_THE EXERCISE_.
Take the records underneath and set them down exactly.

-------------------------

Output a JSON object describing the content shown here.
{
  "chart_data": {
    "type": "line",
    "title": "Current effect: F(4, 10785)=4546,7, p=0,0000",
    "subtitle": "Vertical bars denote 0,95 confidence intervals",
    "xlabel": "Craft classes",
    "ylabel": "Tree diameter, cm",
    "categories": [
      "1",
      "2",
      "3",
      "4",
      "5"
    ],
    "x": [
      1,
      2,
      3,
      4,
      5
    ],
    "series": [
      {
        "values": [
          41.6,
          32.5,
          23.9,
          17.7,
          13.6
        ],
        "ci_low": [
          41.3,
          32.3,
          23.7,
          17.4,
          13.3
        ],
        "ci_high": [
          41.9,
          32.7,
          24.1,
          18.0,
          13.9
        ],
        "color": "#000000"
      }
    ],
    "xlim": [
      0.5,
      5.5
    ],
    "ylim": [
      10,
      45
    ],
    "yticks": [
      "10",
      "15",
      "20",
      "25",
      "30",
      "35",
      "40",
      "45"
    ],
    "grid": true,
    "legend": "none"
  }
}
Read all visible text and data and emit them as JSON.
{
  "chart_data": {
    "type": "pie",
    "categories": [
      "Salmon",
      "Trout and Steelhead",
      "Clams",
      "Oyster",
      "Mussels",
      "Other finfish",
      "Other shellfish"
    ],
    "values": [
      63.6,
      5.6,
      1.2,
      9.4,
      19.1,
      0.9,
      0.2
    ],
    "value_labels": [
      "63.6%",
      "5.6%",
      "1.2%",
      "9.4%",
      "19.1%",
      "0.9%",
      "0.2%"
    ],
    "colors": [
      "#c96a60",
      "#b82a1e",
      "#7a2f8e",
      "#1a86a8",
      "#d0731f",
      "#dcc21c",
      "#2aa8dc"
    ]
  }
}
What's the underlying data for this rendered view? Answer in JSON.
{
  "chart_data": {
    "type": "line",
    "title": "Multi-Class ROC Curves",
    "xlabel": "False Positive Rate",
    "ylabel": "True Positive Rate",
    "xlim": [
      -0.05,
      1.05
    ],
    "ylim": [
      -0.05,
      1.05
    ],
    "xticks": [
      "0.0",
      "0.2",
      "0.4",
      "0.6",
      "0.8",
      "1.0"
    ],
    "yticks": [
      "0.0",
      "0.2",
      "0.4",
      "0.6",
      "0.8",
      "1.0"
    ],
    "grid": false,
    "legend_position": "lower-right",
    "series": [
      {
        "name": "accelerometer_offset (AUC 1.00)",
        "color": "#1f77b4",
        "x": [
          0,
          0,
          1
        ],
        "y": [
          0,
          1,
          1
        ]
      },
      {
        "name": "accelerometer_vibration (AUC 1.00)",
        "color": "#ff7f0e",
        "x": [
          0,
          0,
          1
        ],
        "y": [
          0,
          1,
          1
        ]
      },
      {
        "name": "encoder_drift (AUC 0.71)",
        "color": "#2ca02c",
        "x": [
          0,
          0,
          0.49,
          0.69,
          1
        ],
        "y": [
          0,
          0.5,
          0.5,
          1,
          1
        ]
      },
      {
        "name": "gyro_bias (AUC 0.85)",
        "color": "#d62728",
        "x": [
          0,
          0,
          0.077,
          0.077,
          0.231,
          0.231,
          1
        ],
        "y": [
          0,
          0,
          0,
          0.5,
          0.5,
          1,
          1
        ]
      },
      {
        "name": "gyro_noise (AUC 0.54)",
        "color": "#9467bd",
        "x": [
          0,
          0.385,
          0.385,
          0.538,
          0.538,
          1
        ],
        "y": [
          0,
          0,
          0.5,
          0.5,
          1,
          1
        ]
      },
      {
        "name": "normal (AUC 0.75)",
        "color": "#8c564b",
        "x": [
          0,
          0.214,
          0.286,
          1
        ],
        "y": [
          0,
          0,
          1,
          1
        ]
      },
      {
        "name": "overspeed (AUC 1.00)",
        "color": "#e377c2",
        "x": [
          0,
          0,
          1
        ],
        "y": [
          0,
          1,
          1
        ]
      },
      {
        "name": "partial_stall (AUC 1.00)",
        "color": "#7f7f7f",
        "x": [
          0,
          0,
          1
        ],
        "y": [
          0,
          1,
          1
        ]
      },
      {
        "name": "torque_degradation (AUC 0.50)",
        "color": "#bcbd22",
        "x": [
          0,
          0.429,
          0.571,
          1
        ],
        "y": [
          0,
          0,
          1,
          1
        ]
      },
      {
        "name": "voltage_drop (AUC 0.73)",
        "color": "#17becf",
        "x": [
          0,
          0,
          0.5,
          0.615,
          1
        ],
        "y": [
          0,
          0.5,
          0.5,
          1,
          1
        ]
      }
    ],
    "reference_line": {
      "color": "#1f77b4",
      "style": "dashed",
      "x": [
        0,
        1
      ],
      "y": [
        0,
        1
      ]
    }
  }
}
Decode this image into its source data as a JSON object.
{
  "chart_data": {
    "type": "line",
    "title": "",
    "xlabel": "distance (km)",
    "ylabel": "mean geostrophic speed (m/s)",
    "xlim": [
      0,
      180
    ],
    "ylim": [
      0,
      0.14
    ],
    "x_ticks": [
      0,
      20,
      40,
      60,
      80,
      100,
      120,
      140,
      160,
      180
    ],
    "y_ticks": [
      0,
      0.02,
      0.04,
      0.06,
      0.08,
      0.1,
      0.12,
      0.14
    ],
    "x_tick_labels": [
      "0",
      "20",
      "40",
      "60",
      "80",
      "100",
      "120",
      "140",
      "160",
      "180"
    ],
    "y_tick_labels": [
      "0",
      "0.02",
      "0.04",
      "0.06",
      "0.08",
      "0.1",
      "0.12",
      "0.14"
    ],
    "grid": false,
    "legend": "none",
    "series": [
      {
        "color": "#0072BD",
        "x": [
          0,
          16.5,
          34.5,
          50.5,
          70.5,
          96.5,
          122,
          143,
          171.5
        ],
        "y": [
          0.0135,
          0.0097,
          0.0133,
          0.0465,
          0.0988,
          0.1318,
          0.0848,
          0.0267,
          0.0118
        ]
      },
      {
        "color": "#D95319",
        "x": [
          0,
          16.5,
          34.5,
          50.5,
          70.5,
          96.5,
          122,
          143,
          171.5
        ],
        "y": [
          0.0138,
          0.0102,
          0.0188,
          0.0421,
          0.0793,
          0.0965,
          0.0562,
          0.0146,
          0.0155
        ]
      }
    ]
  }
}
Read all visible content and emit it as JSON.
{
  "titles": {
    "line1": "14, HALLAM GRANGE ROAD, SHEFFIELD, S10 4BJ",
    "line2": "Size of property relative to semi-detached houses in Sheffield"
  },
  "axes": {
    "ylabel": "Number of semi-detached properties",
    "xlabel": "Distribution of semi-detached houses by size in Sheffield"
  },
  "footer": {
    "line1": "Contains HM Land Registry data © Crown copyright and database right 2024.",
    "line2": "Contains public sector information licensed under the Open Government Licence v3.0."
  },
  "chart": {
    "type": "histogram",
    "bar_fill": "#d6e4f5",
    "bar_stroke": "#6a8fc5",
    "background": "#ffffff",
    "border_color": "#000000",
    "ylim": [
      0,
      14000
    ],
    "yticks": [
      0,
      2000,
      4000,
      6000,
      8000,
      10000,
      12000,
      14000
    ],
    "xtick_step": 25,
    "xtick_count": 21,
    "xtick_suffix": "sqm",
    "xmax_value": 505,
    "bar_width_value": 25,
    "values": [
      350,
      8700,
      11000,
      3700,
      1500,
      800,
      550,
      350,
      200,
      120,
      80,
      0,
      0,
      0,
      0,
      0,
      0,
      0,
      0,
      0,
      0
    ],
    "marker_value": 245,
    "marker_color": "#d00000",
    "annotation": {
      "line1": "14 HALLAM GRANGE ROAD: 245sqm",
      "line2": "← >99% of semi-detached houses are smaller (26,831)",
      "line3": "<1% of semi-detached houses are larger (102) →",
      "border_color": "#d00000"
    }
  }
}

-------------------------

_CORRECT ANSWER_.
Output a JSON object describing the content shown here.
{
  "chart_data": {
    "type": "line",
    "title": "Current effect: F(4, 10785)=4546,7, p=0,0000",
    "subtitle": "Vertical bars denote 0,95 confidence intervals",
    "xlabel": "Craft classes",
    "ylabel": "Tree diameter, cm",
    "categories": [
      "1",
      "2",
      "3",
      "4",
      "5"
    ],
    "x": [
      1,
      2,
      3,
      4,
      5
    ],
    "series": [
      {
        "values": [
          41.6,
          32.5,
          23.9,
          17.7,
          13.6
        ],
        "ci_low": [
          41.3,
          32.3,
          23.7,
          17.4,
          13.3
        ],
        "ci_high": [
          41.9,
          32.7,
          24.1,
          18.0,
          13.9
        ],
        "color": "#000000"
      }
    ],
    "xlim": [
      0.5,
      5.5
    ],
    "ylim": [
      10,
      45
    ],
    "yticks": [
      "10",
      "15",
      "20",
      "25",
      "30",
      "35",
      "40",
      "45"
    ],
    "grid": true,
    "legend": "none"
  }
}
Read all visible text and data and emit them as JSON.
{
  "chart_data": {
    "type": "pie",
    "categories": [
      "Salmon",
      "Trout and Steelhead",
      "Clams",
      "Oyster",
      "Mussels",
      "Other finfish",
      "Other shellfish"
    ],
    "values": [
      63.6,
      5.6,
      1.2,
      9.4,
      19.1,
      0.9,
      0.2
    ],
    "value_labels": [
      "63.6%",
      "5.6%",
      "1.2%",
      "9.4%",
      "19.1%",
      "0.9%",
      "0.2%"
    ],
    "colors": [
      "#c96a60",
      "#b82a1e",
      "#7a2f8e",
      "#1a86a8",
      "#d0731f",
      "#dcc21c",
      "#2aa8dc"
    ]
  }
}
What's the underlying data for this rendered view? Answer in JSON.
{
  "chart_data": {
    "type": "line",
    "title": "Multi-Class ROC Curves",
    "xlabel": "False Positive Rate",
    "ylabel": "True Positive Rate",
    "xlim": [
      -0.05,
      1.05
    ],
    "ylim": [
      -0.05,
      1.05
    ],
    "xticks": [
      "0.0",
      "0.2",
      "0.4",
      "0.6",
      "0.8",
      "1.0"
    ],
    "yticks": [
      "0.0",
      "0.2",
      "0.4",
      "0.6",
      "0.8",
      "1.0"
    ],
    "grid": false,
    "legend_position": "lower-right",
    "series": [
      {
        "name": "accelerometer_offset (AUC 1.00)",
        "color": "#1f77b4",
        "x": [
          0,
          0,
          1
        ],
        "y": [
          0,
          1,
          1
        ]
      },
      {
        "name": "accelerometer_vibration (AUC 1.00)",
        "color": "#ff7f0e",
        "x": [
          0,
          0,
          1
        ],
        "y": [
          0,
          1,
          1
        ]
      },
      {
        "name": "encoder_drift (AUC 0.71)",
        "color": "#2ca02c",
        "x": [
          0,
          0,
          0.49,
          0.69,
          1
        ],
        "y": [
          0,
          0.5,
          0.5,
          1,
          1
        ]
      },
      {
        "name": "gyro_bias (AUC 0.85)",
        "color": "#d62728",
        "x": [
          0,
          0,
          0.077,
          0.077,
          0.231,
          0.231,
          1
        ],
        "y": [
          0,
          0,
          0,
          0.5,
          0.5,
          1,
          1
        ]
      },
      {
        "name": "gyro_noise (AUC 0.54)",
        "color": "#9467bd",
        "x": [
          0,
          0.385,
          0.385,
          0.538,
          0.538,
          1
        ],
        "y": [
          0,
          0,
          0.5,
          0.5,
          1,
          1
        ]
      },
      {
        "name": "normal (AUC 0.75)",
        "color": "#8c564b",
        "x": [
          0,
          0.214,
          0.286,
          1
        ],
        "y": [
          0,
          0,
          1,
          1
        ]
      },
      {
        "name": "overspeed (AUC 1.00)",
        "color": "#e377c2",
        "x": [
          0,
          0,
          1
        ],
        "y": [
          0,
          1,
          1
        ]
      },
      {
        "name": "partial_stall (AUC 1.00)",
        "color": "#7f7f7f",
        "x": [
          0,
          0,
          1
        ],
        "y": [
          0,
          1,
          1
        ]
      },
      {
        "name": "torque_degradation (AUC 0.50)",
        "color": "#bcbd22",
        "x": [
          0,
          0.429,
          0.571,
          1
        ],
        "y": [
          0,
          0,
          1,
          1
        ]
      },
      {
        "name": "voltage_drop (AUC 0.73)",
        "color": "#17becf",
        "x": [
          0,
          0,
          0.5,
          0.615,
          1
        ],
        "y": [
          0,
          0.5,
          0.5,
          1,
          1
        ]
      }
    ],
    "reference_line": {
      "color": "#1f77b4",
      "style": "dashed",
      "x": [
        0,
        1
      ],
      "y": [
        0,
        1
      ]
    }
  }
}
Decode this image into its source data as a JSON object.
{
  "chart_data": {
    "type": "line",
    "title": "",
    "xlabel": "distance (km)",
    "ylabel": "mean geostrophic speed (m/s)",
    "xlim": [
      0,
      180
    ],
    "ylim": [
      0,
      0.14
    ],
    "x_ticks": [
      0,
      20,
      40,
      60,
      80,
      100,
      120,
      140,
      160,
      180
    ],
    "y_ticks": [
      0,
      0.02,
      0.04,
      0.06,
      0.08,
      0.1,
      0.12,
      0.14
    ],
    "x_tick_labels": [
      "0",
      "20",
      "40",
      "60",
      "80",
      "100",
      "120",
      "140",
      "160",
      "180"
    ],
    "y_tick_labels": [
      "0",
      "0.02",
      "0.04",
      "0.06",
      "0.08",
      "0.1",
      "0.12",
      "0.14"
    ],
    "grid": false,
    "legend": "none",
    "series": [
      {
        "color": "#0072BD",
        "x": [
          0,
          16.5,
          34.5,
          50.5,
          70.5,
          96.5,
          122,
          143,
          171.5
        ],
        "y": [
          0.0135,
          0.0097,
          0.0133,
          0.0465,
          0.0988,
          0.1318,
          0.0848,
          0.0267,
          0.0118
        ]
      },
      {
        "color": "#D95319",
        "x": [
          0,
          16.5,
          34.5,
          50.5,
          70.5,
          96.5,
          122,
          143,
          171.5
        ],
        "y": [
          0.0138,
          0.0102,
          0.0188,
          0.0421,
          0.0793,
          0.0965,
          0.0562,
          0.0146,
          0.0155
        ]
      }
    ]
  }
}
Read all visible content and emit it as JSON.
{
  "titles": {
    "line1": "14, HALLAM GRANGE ROAD, SHEFFIELD, S10 4BJ",
    "line2": "Size of property relative to semi-detached houses in Sheffield"
  },
  "axes": {
    "ylabel": "Number of semi-detached properties",
    "xlabel": "Distribution of semi-detached houses by size in Sheffield"
  },
  "footer": {
    "line1": "Contains HM Land Registry data © Crown copyright and database right 2024.",
    "line2": "Contains public sector information licensed under the Open Government Licence v3.0."
  },
  "chart": {
    "type": "histogram",
    "bar_fill": "#d6e4f5",
    "bar_stroke": "#6a8fc5",
    "background": "#ffffff",
    "border_color": "#000000",
    "ylim": [
      0,
      14000
    ],
    "yticks": [
      0,
      2000,
      4000,
      6000,
      8000,
      10000,
      12000,
      14000
    ],
    "xtick_step": 25,
    "xtick_count": 21,
    "xtick_suffix": "sqm",
    "xmax_value": 505,
    "bar_width_value": 25,
    "values": [
      350,
      8700,
      11000,
      3700,
      1500,
      800,
      550,
      350,
      200,
      120,
      80,
      0,
      0,
      0,
      0,
      0,
      0,
      0,
      0,
      0,
      0
    ],
    "marker_value": 245,
    "marker_color": "#d00000",
    "annotation": {
      "line1": "14 HALLAM GRANGE ROAD: 245sqm",
      "line2": "← >99% of semi-detached houses are smaller (26,831)",
      "line3": "<1% of semi-detached houses are larger (102) →",
      "border_color": "#d00000"
    }
  }
}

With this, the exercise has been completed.